* **Text block**

━━━━━━━━━━━━━━━━━━━━━━━━━━━━━━

Additionally, the ISO Board in February, with support of the WEIM Governing Body, approved our new durable design replacing the interim framework for establishing market-clearing priority for transactions wheeling through the ISO transmission system. The design introduces the calculation of Available Transfer Capability (ATC) in monthly and daily increments on the ISO interties which can be reserved in advance for wheeling through the system and establishing a high market clearing priority equal to ISO load.

In developing this design, the ISO worked closely with stakeholders for nearly two years through stakeholder working groups and broader meetings. The new framework is modeled after the practices of other transmission providers in the West that calculate ATC across their systems and allow for reservations in advance on a firm basis, establishing a high priority if and when curtailment needs to be considered. On October 30, FERC approved the proposed design as just and reasonable. This will allow the ISO to reliably serve its load while continuing to provide open access to the ISO transmission system and a greater level of confidence in the deliverability of high-priority transactions across the ISO grid when the transmission system is experiencing extreme demand.

━━━━━━━━━━━━━━━━━━━━━━━━━━━━━━

* **What is required**
Extend the passage on the ISO's wheeling-through priority design, picking up after its final sentence. The data that comes after this passage has no connection to it.

━━━━━━━━━━━━━━━━━━━━━━━━━━━━━━

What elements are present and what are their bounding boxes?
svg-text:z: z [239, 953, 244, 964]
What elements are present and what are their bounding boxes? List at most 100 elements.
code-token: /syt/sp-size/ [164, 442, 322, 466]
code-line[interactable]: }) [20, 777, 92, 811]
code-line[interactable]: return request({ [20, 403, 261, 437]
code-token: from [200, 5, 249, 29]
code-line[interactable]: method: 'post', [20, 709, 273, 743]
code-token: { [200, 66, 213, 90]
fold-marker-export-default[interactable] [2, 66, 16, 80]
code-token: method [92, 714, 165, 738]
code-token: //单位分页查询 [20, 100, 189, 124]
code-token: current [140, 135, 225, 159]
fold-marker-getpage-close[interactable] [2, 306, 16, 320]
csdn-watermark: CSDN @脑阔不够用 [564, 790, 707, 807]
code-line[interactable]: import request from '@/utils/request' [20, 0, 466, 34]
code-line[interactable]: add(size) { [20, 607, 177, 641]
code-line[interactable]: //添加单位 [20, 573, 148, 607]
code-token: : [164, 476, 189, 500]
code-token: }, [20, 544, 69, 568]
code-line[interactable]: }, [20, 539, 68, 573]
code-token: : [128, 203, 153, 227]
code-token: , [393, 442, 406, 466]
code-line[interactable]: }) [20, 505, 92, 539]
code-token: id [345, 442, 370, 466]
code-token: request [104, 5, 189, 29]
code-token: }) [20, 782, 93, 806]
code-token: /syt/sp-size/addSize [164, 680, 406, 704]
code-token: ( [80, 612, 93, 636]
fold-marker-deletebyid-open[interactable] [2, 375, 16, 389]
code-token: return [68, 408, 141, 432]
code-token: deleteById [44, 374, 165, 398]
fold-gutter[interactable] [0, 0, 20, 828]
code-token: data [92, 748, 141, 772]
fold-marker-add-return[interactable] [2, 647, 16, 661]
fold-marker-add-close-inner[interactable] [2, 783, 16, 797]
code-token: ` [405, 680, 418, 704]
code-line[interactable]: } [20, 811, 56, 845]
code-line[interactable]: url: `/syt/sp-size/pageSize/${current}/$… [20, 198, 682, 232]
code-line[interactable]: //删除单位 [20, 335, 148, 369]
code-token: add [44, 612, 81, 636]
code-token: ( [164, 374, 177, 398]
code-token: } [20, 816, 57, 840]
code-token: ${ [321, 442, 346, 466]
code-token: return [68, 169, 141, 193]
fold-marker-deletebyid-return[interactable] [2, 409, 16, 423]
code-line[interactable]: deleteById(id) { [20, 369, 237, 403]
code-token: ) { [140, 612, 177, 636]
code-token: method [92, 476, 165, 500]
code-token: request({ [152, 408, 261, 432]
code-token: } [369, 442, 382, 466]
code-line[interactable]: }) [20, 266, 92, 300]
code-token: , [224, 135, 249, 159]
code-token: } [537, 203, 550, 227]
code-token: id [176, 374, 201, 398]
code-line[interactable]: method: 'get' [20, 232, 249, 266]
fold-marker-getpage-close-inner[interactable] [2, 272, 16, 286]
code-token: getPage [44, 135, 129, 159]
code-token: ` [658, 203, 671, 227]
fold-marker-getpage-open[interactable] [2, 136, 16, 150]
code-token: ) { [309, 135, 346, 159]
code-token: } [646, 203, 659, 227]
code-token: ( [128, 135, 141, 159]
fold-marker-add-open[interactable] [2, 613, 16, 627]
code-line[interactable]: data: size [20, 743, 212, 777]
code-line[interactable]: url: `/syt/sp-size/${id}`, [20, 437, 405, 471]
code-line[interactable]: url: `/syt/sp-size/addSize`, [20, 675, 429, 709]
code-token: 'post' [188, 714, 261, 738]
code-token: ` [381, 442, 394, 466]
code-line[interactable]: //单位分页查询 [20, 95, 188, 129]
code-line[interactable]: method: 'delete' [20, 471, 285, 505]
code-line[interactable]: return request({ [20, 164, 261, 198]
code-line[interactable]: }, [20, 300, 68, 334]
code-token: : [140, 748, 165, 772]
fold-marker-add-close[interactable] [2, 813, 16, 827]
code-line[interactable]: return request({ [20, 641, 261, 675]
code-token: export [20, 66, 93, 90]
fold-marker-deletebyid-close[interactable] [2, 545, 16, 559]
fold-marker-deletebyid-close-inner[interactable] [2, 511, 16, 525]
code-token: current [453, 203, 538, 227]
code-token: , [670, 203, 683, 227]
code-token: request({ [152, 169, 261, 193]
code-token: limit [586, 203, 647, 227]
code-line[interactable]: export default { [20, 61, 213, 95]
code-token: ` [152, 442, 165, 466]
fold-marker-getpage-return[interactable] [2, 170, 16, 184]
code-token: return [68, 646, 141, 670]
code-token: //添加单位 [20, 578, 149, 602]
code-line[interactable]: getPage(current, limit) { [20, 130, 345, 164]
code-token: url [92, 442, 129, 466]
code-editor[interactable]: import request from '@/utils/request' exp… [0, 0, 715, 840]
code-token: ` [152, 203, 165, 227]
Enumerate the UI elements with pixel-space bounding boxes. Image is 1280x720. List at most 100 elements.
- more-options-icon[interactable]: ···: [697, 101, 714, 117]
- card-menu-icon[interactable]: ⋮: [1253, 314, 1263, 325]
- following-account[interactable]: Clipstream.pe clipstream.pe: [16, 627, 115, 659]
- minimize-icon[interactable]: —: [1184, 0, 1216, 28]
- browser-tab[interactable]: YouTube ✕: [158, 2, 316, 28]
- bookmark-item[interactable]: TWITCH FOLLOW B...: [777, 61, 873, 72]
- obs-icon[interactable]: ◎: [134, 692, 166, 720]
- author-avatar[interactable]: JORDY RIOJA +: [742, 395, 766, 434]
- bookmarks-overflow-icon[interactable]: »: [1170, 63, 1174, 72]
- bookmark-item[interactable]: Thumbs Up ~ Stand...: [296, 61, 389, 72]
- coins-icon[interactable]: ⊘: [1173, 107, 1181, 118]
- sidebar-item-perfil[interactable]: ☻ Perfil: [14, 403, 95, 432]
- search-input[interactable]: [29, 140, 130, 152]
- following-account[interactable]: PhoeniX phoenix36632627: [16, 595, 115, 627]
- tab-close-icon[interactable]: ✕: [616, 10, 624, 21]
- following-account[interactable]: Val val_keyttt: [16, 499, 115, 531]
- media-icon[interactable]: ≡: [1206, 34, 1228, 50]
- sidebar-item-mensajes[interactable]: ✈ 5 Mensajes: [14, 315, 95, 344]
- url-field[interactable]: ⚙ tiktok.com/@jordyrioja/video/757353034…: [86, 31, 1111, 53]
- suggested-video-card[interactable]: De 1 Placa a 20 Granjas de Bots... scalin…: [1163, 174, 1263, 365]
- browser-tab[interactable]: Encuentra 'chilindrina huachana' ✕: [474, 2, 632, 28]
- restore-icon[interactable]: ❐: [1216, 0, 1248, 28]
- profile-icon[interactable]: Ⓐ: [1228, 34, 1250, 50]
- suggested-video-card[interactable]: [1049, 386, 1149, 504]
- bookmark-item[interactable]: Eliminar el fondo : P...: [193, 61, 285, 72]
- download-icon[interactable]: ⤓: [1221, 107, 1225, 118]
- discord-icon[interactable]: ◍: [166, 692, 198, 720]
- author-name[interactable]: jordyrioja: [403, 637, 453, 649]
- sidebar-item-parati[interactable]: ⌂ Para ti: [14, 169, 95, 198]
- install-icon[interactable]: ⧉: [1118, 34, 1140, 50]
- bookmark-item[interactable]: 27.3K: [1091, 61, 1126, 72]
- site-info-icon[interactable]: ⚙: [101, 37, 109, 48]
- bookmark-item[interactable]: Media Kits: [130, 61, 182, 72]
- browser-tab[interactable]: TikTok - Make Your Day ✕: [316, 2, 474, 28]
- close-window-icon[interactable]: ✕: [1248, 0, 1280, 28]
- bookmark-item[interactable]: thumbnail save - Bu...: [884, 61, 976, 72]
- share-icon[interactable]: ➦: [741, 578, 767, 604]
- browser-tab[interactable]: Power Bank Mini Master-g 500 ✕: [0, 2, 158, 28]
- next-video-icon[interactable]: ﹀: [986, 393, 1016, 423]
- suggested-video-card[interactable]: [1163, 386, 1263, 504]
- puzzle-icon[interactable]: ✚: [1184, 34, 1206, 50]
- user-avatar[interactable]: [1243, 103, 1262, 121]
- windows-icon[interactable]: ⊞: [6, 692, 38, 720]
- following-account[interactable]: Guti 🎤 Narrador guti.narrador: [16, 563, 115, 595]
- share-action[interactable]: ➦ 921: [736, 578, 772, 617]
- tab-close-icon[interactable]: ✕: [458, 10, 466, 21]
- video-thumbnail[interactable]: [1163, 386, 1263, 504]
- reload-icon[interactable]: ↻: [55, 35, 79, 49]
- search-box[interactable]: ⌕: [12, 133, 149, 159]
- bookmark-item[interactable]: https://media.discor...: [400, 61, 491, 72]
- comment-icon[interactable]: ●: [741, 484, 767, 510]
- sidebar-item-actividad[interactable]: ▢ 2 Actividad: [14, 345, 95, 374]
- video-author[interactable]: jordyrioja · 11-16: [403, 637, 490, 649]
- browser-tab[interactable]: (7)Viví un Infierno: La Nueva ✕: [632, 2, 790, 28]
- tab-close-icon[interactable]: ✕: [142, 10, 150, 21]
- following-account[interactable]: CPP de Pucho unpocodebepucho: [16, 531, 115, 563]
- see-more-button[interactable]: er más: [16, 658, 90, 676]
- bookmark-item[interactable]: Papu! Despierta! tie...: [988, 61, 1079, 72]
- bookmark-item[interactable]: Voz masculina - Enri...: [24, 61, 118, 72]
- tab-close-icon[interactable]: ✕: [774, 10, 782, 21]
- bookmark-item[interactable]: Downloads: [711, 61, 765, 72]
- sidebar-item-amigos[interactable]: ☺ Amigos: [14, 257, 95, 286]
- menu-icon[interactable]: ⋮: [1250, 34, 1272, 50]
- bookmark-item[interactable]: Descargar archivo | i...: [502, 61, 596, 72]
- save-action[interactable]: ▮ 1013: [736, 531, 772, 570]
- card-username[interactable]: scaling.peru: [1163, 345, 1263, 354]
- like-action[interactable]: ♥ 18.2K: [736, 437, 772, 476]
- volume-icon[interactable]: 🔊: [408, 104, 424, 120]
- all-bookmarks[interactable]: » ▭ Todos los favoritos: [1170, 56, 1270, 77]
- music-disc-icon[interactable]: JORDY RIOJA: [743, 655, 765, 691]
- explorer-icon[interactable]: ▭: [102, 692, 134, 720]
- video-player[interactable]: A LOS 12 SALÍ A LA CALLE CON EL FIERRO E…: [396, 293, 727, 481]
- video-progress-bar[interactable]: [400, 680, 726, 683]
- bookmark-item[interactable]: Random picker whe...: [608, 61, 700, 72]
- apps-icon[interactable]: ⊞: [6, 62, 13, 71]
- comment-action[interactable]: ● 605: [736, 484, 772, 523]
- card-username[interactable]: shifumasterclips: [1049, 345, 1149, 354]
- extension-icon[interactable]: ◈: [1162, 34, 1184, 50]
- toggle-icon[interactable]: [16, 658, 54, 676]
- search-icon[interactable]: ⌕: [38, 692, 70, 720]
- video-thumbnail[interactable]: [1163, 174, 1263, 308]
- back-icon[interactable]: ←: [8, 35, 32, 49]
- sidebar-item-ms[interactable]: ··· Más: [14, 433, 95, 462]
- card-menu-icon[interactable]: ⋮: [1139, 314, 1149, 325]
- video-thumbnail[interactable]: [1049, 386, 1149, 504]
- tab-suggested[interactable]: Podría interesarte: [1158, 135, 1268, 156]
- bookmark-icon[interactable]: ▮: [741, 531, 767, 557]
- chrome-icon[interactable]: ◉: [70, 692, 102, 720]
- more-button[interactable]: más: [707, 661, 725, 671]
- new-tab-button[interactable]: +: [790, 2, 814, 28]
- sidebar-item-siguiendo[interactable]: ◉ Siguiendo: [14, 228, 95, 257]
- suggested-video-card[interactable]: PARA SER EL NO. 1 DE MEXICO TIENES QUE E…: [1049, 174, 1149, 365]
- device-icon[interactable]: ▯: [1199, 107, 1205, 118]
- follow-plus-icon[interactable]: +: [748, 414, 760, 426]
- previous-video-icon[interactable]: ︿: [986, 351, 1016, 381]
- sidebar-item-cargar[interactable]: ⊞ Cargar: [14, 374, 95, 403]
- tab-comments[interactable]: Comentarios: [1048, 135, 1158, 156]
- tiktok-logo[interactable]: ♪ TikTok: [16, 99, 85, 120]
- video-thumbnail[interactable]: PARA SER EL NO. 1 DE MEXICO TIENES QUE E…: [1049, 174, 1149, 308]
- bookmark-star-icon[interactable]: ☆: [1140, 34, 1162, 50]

━━━━━━━━━━━━━━━━━━━━━━━━━━━━━━

* **Exercise result**
Provide highly responsive and inclusive stakeholder engagement and customer service

 

Stakeholder engagement is vital to the success of the ISO's development and implementation of new market design, business policies and infrastructure planning. Over the past two years, we have enhanced our stakeholder process with the adoption of the working group structure mentioned earlier. These enhancements are intended to deepen stakeholder engagement so stakeholder-driven solutions can be developed for our more complex and critical initiatives, and they were first used to good effect in developing our EDAM proposal. Working groups have also been beneficial in our current Interconnection Process Enhancements initiative and initiatives on Resource Adequacy and Gas Resource Management.

The enhanced stakeholder process is helping build trust and provides greater transparency to decision-making while encouraging broader stakeholder collaboration in developing mutually beneficial solutions. This more rigorous information-driven decision-making in collaboration with stakeholders is a goal under Strategic Objective 4. We have also taken steps to better prioritize and manage all of our active stakeholder initiatives to minimize conflicts between them and balance workload, not just for staff but also for stakeholders.

Another pillar of our strategic plan is to provide highly accurate and clear information to customers and stakeholders to deepen understanding about the grid’s reliability needs and provide highly responsive customer care. We took steps in 2023 to improve communications with customers through earlier notifications regarding system and business process changes so customers are informed and have time to prepare for change. The ISO has also focused on being highly responsive to customer issues by prioritizing those with required software fixes. And we have implemented data quality improvements associated with forecasting and summer readiness that enhance our ability to manage uncertainty and prepare for challenging grid conditions.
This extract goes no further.